MATERIAL PROVIDED:
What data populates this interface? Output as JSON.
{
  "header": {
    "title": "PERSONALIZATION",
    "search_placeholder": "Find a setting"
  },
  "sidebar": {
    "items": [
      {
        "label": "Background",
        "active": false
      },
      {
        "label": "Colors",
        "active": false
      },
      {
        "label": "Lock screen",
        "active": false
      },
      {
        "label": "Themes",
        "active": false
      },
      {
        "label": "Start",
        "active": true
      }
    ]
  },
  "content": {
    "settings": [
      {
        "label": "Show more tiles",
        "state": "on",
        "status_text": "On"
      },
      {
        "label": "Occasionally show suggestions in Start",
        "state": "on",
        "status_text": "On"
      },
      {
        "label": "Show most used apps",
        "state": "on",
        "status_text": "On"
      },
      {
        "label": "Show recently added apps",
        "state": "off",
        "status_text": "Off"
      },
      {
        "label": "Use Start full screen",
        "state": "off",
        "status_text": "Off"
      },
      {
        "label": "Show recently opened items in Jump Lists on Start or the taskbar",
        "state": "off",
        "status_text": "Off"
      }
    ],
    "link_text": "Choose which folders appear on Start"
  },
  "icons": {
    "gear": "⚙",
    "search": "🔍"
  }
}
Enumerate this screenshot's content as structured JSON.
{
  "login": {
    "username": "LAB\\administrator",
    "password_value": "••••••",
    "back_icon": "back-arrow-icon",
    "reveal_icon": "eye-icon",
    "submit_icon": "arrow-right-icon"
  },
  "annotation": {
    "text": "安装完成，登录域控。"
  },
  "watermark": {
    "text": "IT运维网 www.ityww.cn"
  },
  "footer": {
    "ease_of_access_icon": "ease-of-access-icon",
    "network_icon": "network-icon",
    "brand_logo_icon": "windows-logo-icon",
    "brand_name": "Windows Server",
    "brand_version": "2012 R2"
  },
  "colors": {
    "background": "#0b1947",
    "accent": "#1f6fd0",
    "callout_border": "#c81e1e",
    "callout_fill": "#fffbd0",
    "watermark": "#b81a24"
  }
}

TASK DESCRIPTION:
Please return the data above exactly as given.

SOLUTION FOR THIS TASK:
What data populates this interface? Output as JSON.
{
  "header": {
    "title": "PERSONALIZATION",
    "search_placeholder": "Find a setting"
  },
  "sidebar": {
    "items": [
      {
        "label": "Background",
        "active": false
      },
      {
        "label": "Colors",
        "active": false
      },
      {
        "label": "Lock screen",
        "active": false
      },
      {
        "label": "Themes",
        "active": false
      },
      {
        "label": "Start",
        "active": true
      }
    ]
  },
  "content": {
    "settings": [
      {
        "label": "Show more tiles",
        "state": "on",
        "status_text": "On"
      },
      {
        "label": "Occasionally show suggestions in Start",
        "state": "on",
        "status_text": "On"
      },
      {
        "label": "Show most used apps",
        "state": "on",
        "status_text": "On"
      },
      {
        "label": "Show recently added apps",
        "state": "off",
        "status_text": "Off"
      },
      {
        "label": "Use Start full screen",
        "state": "off",
        "status_text": "Off"
      },
      {
        "label": "Show recently opened items in Jump Lists on Start or the taskbar",
        "state": "off",
        "status_text": "Off"
      }
    ],
    "link_text": "Choose which folders appear on Start"
  },
  "icons": {
    "gear": "⚙",
    "search": "🔍"
  }
}
Enumerate this screenshot's content as structured JSON.
{
  "login": {
    "username": "LAB\\administrator",
    "password_value": "••••••",
    "back_icon": "back-arrow-icon",
    "reveal_icon": "eye-icon",
    "submit_icon": "arrow-right-icon"
  },
  "annotation": {
    "text": "安装完成，登录域控。"
  },
  "watermark": {
    "text": "IT运维网 www.ityww.cn"
  },
  "footer": {
    "ease_of_access_icon": "ease-of-access-icon",
    "network_icon": "network-icon",
    "brand_logo_icon": "windows-logo-icon",
    "brand_name": "Windows Server",
    "brand_version": "2012 R2"
  },
  "colors": {
    "background": "#0b1947",
    "accent": "#1f6fd0",
    "callout_border": "#c81e1e",
    "callout_fill": "#fffbd0",
    "watermark": "#b81a24"
  }
}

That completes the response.